*** Exercise input
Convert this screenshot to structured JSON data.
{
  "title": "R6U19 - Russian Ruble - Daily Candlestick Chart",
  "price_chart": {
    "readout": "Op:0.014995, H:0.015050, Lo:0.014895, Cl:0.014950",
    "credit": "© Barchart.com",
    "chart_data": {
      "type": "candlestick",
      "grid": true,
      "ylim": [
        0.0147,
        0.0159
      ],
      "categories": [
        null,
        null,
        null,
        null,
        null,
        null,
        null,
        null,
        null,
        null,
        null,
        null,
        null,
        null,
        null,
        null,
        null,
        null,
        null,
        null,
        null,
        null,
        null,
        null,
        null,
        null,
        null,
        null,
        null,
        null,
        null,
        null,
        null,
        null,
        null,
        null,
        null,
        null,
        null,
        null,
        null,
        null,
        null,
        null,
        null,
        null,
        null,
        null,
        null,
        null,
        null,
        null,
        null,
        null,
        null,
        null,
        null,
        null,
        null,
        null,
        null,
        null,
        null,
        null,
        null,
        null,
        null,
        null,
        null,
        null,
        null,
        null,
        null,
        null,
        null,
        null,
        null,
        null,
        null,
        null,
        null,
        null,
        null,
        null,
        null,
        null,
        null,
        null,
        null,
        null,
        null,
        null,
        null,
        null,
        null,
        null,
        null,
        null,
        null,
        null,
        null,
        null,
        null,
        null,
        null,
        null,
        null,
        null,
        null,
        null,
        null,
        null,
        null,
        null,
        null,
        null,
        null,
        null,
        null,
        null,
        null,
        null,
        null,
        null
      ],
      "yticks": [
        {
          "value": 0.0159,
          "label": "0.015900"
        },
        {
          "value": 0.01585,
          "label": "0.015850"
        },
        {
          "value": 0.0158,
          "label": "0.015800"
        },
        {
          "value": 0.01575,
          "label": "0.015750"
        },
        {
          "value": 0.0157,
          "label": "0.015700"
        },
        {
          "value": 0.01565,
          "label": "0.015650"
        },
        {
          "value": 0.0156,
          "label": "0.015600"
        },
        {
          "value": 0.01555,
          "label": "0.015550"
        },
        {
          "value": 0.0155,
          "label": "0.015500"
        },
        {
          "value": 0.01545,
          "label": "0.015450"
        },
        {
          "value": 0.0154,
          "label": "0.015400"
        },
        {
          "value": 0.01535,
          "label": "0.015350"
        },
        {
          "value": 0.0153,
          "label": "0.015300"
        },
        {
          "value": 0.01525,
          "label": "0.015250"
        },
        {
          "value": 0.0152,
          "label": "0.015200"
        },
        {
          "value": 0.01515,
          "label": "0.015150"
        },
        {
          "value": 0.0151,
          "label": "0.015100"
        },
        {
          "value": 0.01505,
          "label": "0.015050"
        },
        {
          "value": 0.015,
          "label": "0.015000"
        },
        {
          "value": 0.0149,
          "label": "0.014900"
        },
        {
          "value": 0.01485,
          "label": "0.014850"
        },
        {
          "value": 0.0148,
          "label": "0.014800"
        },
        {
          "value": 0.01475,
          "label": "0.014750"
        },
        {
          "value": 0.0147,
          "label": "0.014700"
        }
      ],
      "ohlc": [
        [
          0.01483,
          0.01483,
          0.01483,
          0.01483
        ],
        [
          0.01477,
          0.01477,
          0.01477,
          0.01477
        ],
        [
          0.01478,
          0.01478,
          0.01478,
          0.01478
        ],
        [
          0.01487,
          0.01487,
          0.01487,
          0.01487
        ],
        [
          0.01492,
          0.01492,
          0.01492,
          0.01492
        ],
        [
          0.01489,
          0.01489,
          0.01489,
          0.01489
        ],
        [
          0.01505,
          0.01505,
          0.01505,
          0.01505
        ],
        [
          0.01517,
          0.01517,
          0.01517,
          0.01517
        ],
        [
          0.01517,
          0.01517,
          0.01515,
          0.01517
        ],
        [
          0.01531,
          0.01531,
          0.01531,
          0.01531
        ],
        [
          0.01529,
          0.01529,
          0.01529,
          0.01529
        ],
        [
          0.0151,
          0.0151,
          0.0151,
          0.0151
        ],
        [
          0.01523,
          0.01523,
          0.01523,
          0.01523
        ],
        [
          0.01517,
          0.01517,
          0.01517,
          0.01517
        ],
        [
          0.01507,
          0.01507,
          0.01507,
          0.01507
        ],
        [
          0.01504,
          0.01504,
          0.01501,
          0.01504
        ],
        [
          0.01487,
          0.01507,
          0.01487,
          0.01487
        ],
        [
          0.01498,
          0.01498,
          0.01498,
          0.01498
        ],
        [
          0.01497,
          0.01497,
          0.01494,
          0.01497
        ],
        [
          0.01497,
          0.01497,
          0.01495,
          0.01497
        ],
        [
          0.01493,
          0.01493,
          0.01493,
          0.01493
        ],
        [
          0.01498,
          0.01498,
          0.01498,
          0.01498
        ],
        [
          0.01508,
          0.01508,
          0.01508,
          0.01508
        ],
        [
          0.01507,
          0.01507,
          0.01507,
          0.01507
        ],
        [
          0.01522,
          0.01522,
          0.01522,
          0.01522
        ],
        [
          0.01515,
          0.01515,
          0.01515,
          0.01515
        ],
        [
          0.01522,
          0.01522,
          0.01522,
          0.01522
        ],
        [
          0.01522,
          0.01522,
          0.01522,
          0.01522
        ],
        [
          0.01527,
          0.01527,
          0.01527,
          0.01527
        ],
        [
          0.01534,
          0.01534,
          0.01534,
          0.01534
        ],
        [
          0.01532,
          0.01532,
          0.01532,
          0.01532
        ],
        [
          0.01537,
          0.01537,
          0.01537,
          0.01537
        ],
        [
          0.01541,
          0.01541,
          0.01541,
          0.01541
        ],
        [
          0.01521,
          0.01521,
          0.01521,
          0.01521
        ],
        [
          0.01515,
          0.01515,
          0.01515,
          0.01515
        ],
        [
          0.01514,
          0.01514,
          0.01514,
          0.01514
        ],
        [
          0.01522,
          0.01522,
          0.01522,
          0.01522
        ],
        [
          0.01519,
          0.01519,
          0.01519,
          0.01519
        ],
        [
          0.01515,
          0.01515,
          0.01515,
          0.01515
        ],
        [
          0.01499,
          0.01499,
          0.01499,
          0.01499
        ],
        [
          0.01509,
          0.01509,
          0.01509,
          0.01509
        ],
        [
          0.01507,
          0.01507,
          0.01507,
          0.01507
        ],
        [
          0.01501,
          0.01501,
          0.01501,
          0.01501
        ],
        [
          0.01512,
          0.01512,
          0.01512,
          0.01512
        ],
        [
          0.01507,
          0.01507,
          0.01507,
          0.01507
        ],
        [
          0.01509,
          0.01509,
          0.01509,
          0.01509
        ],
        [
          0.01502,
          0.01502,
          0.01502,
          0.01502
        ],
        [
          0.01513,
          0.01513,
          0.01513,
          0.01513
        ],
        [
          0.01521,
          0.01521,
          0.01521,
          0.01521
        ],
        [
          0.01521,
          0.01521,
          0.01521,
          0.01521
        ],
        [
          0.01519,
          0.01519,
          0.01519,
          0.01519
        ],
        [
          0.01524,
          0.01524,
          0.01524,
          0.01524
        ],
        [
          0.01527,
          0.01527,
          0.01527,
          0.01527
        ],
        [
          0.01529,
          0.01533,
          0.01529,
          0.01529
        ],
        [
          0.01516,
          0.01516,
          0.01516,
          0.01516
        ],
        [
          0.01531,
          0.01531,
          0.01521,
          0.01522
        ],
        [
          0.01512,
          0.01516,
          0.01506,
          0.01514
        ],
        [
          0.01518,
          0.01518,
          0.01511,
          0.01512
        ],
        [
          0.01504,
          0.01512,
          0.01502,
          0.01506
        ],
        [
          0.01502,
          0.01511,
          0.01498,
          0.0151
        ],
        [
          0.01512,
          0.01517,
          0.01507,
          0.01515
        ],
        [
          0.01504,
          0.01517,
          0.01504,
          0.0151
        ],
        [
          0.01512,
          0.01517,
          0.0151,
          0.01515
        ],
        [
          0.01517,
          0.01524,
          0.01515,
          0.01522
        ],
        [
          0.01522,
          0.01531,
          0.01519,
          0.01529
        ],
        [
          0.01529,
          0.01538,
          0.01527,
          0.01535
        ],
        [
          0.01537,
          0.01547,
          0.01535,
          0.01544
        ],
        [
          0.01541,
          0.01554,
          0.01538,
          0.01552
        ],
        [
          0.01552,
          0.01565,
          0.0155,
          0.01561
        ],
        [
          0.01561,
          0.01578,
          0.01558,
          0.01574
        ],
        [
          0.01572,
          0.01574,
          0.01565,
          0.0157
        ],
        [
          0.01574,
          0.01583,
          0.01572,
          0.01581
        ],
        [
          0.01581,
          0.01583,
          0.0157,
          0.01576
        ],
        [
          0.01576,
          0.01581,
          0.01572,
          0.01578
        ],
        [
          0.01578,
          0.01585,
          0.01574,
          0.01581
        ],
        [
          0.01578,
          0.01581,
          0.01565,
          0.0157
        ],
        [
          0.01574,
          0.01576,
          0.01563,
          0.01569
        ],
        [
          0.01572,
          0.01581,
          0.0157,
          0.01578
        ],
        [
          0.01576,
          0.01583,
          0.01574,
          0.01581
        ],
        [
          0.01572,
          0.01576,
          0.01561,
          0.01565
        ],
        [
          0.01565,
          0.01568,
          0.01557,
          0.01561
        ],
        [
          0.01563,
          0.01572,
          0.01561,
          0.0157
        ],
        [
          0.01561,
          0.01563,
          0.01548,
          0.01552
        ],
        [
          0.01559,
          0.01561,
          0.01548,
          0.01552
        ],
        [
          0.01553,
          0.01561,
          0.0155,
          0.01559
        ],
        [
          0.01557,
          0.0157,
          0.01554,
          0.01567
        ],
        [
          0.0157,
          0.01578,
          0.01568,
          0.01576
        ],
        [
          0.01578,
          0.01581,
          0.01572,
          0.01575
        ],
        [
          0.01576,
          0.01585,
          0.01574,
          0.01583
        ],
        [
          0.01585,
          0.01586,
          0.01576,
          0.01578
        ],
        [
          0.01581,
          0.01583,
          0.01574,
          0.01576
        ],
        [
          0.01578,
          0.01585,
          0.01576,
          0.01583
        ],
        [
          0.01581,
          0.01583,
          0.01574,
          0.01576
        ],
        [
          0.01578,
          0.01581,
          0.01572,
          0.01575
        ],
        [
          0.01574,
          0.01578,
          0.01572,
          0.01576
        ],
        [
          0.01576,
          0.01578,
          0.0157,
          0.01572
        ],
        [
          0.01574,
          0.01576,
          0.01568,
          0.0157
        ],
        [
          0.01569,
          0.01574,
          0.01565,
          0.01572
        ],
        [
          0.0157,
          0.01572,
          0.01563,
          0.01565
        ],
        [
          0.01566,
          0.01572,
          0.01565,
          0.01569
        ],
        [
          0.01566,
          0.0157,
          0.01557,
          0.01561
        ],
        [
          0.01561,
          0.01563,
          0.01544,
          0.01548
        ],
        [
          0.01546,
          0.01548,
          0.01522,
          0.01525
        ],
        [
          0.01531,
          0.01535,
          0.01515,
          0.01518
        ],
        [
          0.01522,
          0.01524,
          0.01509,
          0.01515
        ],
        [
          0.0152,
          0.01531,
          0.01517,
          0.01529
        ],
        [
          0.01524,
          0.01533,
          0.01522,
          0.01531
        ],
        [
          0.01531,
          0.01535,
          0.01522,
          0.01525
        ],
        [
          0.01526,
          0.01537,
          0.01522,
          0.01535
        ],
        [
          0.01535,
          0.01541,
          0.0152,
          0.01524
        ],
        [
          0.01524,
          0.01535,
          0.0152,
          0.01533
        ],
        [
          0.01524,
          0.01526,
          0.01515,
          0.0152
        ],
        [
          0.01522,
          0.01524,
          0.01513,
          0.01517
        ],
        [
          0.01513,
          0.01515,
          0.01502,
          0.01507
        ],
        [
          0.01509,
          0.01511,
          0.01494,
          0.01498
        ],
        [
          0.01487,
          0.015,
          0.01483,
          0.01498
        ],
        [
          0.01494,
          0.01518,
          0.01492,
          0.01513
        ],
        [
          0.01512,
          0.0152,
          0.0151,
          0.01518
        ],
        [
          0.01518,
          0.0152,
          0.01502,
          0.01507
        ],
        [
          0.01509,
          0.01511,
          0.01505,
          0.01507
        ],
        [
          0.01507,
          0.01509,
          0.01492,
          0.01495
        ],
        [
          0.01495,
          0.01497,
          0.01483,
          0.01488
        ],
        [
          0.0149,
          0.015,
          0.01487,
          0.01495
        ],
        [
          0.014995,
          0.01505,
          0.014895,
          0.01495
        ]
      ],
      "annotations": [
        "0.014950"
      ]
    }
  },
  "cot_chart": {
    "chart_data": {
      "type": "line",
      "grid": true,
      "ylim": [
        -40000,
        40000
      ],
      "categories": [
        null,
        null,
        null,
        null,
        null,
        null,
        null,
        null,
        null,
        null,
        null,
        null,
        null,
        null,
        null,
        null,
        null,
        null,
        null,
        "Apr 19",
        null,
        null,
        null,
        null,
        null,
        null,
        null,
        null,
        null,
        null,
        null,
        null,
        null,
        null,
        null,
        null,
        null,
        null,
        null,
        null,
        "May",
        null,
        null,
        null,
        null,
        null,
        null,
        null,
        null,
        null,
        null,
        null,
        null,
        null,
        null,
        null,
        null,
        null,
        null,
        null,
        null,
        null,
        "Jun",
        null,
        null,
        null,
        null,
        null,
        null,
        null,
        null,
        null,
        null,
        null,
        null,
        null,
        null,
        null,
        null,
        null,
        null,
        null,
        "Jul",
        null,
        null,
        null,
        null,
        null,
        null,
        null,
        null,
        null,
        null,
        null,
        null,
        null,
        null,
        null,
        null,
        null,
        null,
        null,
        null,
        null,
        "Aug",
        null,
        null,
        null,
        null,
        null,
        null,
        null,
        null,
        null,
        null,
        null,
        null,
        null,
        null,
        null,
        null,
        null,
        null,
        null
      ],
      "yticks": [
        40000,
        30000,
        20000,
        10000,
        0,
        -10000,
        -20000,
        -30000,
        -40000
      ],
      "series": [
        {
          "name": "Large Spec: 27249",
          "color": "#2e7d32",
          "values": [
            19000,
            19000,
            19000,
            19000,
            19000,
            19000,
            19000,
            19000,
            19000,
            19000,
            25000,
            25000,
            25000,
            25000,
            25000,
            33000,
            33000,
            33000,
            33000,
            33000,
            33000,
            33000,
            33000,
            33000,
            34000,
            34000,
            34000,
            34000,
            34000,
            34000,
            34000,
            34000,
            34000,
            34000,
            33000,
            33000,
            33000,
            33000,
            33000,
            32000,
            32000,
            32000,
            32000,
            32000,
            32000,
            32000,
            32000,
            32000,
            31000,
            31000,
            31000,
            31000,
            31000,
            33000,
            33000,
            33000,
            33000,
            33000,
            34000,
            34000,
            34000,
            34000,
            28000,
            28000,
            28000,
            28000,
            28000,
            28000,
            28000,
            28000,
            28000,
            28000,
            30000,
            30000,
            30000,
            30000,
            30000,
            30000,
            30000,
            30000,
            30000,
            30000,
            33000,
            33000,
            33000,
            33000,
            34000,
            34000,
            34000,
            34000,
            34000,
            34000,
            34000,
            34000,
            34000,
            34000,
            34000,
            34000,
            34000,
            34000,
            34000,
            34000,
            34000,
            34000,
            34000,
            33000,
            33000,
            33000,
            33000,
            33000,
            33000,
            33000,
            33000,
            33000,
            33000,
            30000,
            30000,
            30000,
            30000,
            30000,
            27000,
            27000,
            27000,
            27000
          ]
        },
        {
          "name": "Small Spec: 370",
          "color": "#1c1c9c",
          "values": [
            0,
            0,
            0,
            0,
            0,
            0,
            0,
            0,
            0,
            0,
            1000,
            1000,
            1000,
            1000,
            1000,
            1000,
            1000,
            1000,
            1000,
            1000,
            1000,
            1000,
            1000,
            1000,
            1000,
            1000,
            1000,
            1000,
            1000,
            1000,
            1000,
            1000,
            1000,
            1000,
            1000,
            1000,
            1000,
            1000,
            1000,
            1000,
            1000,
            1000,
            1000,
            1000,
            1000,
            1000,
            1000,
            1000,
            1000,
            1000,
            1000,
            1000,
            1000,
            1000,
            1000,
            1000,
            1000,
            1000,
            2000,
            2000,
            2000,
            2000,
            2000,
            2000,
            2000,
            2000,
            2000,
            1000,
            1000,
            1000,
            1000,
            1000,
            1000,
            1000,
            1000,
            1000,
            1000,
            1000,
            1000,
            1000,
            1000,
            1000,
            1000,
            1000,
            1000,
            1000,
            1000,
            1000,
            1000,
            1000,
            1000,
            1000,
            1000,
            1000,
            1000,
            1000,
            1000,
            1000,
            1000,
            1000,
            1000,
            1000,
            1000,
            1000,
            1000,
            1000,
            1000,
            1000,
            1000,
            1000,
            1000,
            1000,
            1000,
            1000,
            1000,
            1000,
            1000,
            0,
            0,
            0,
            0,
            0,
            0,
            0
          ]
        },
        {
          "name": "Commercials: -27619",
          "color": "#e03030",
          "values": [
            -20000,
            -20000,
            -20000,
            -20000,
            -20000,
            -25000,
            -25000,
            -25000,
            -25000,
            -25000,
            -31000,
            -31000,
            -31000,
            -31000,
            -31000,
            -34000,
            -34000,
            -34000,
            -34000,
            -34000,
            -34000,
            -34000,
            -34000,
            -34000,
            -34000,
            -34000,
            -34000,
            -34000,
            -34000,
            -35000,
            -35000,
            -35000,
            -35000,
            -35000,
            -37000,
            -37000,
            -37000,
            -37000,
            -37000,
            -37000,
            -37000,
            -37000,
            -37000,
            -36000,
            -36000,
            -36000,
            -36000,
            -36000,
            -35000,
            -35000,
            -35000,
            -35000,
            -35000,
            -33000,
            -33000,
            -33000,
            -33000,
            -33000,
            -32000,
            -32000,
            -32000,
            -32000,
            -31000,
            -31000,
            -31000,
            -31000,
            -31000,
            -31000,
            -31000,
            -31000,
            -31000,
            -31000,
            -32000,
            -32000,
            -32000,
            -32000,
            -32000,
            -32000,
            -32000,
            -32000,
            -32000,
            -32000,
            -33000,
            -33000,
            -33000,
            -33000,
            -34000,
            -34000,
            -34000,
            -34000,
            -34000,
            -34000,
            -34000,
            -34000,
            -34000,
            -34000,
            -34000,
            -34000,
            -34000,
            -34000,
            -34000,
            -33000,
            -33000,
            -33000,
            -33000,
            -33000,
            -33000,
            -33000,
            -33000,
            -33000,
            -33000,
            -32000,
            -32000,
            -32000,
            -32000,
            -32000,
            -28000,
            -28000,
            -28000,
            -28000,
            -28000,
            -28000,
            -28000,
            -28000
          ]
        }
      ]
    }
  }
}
******
#### Set task
In the entries above, find each line with the word "color" and show it.

#### Completed exercise
          "color": "#2e7d32",
          "color": "#1c1c9c",
          "color": "#e03030",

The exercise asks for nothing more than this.